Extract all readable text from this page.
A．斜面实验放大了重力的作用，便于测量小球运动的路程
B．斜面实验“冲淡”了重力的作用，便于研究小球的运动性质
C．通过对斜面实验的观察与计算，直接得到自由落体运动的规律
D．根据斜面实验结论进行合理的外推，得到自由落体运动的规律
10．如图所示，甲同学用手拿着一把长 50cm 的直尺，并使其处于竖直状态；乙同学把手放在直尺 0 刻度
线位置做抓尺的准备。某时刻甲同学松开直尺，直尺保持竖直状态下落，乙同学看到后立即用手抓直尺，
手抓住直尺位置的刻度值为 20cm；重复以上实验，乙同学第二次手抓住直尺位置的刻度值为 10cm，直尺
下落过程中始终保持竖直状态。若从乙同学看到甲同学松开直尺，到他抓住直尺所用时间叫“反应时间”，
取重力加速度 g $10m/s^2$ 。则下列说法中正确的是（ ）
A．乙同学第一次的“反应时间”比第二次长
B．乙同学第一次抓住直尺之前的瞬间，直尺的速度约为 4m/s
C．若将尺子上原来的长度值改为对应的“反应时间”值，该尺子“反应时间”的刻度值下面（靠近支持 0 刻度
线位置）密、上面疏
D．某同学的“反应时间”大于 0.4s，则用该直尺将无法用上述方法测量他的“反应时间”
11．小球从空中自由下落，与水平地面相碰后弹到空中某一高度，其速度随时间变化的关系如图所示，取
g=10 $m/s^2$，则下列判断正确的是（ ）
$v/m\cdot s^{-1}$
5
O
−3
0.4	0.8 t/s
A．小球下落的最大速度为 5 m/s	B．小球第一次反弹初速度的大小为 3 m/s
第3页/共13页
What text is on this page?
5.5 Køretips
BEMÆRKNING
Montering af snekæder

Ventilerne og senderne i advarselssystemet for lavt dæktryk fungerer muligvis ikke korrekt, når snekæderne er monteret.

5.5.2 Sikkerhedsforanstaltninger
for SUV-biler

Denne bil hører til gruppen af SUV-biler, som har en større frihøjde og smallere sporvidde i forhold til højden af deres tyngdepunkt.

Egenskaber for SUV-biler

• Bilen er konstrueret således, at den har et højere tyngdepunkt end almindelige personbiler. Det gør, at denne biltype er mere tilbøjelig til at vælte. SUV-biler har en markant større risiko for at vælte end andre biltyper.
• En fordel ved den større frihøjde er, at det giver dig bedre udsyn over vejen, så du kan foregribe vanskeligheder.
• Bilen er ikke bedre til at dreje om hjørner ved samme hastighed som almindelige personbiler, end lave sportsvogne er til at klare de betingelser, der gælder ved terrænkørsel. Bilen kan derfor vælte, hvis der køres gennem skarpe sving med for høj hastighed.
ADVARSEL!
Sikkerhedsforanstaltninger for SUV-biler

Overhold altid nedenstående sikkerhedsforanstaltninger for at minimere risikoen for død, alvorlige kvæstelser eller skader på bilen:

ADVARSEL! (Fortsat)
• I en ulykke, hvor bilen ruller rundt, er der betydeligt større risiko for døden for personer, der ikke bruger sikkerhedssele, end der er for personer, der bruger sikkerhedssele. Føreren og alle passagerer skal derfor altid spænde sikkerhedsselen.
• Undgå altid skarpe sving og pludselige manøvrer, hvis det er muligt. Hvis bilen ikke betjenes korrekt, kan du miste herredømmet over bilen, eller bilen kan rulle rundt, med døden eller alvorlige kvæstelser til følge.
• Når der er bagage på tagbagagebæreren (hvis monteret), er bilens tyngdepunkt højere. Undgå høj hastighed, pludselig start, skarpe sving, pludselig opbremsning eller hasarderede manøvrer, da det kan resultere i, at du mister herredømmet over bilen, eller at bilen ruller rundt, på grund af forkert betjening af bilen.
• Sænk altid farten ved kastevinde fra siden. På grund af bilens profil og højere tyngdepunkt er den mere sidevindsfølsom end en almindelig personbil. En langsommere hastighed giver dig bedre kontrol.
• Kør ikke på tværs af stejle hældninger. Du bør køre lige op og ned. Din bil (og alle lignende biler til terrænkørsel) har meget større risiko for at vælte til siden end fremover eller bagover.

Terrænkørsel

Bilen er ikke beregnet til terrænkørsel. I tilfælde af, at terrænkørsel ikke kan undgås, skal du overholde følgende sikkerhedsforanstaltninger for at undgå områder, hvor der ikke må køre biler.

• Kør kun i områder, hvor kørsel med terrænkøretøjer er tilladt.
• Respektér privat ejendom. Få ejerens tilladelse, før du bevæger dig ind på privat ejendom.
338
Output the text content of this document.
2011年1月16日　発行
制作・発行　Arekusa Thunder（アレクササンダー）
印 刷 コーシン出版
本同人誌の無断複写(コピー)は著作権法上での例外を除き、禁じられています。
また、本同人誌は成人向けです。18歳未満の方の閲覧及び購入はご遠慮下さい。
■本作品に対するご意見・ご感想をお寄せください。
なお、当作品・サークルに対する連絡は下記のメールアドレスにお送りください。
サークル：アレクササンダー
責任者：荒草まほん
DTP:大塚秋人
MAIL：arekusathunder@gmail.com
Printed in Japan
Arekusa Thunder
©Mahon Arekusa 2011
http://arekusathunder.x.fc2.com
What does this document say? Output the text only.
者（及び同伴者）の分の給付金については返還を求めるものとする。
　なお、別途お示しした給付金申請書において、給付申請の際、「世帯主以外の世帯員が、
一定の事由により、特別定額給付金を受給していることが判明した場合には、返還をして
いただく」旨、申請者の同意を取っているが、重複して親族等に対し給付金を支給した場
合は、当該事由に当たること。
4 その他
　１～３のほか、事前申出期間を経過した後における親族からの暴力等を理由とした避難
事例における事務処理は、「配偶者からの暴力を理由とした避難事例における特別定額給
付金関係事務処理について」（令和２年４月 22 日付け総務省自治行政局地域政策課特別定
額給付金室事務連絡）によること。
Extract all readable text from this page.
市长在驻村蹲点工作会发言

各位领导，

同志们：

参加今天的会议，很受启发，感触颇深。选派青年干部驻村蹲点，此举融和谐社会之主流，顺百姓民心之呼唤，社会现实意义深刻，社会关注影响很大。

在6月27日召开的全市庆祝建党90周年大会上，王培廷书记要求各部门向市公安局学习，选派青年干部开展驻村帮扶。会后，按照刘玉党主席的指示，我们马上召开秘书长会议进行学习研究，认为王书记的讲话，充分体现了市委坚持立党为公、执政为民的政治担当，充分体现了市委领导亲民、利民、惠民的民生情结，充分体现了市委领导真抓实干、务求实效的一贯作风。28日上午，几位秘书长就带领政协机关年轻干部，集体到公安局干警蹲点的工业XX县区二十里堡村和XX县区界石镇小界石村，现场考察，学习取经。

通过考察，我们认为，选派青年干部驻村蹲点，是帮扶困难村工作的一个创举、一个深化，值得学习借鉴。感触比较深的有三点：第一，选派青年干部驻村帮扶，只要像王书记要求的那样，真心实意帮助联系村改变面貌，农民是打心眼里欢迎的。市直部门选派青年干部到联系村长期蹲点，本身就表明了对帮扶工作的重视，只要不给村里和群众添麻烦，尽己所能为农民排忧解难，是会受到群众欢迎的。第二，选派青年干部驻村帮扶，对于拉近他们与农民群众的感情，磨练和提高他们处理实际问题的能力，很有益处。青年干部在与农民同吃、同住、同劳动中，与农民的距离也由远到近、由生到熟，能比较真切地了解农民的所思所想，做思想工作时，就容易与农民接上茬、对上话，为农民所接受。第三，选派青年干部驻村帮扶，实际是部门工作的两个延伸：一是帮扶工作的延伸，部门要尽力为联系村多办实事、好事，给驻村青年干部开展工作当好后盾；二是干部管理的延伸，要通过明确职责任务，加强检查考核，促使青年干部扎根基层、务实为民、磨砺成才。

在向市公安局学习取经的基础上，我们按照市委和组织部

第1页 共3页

-*-*-

Aim of the task: Search the records for the word "选派青年干部驻村蹲点". Copy every line that has it.

The response:
参加今天的会议，很受启发，感触颇深。选派青年干部驻村蹲点，此举融和谐社会之主流，顺百姓民心之呼唤，社会现实意义深刻，社会关注影响很大。
通过考察，我们认为，选派青年干部驻村蹲点，是帮扶困难村工作的一个创举、一个深化，值得学习借鉴。感触比较深的有三点：第一，选派青年干部驻村帮扶，只要像王书记要求的那样，真心实意帮助联系村改变面貌，农民是打心眼里欢迎的。市直部门选派青年干部到联系村长期蹲点，本身就表明了对帮扶工作的重视，只要不给村里和群众添麻烦，尽己所能为农民排忧解难，是会受到群众欢迎的。第二，选派青年干部驻村帮扶，对于拉近他们与农民群众的感情，磨练和提高他们处理实际问题的能力，很有益处。青年干部在与农民同吃、同住、同劳动中，与农民的距离也由远到近、由生到熟，能比较真切地了解农民的所思所想，做思想工作时，就容易与农民接上茬、对上话，为农民所接受。第三，选派青年干部驻村帮扶，实际是部门工作的两个延伸：一是帮扶工作的延伸，部门要尽力为联系村多办实事、好事，给驻村青年干部开展工作当好后盾；二是干部管理的延伸，要通过明确职责任务，加强检查考核，促使青年干部扎根基层、务实为民、磨砺成才。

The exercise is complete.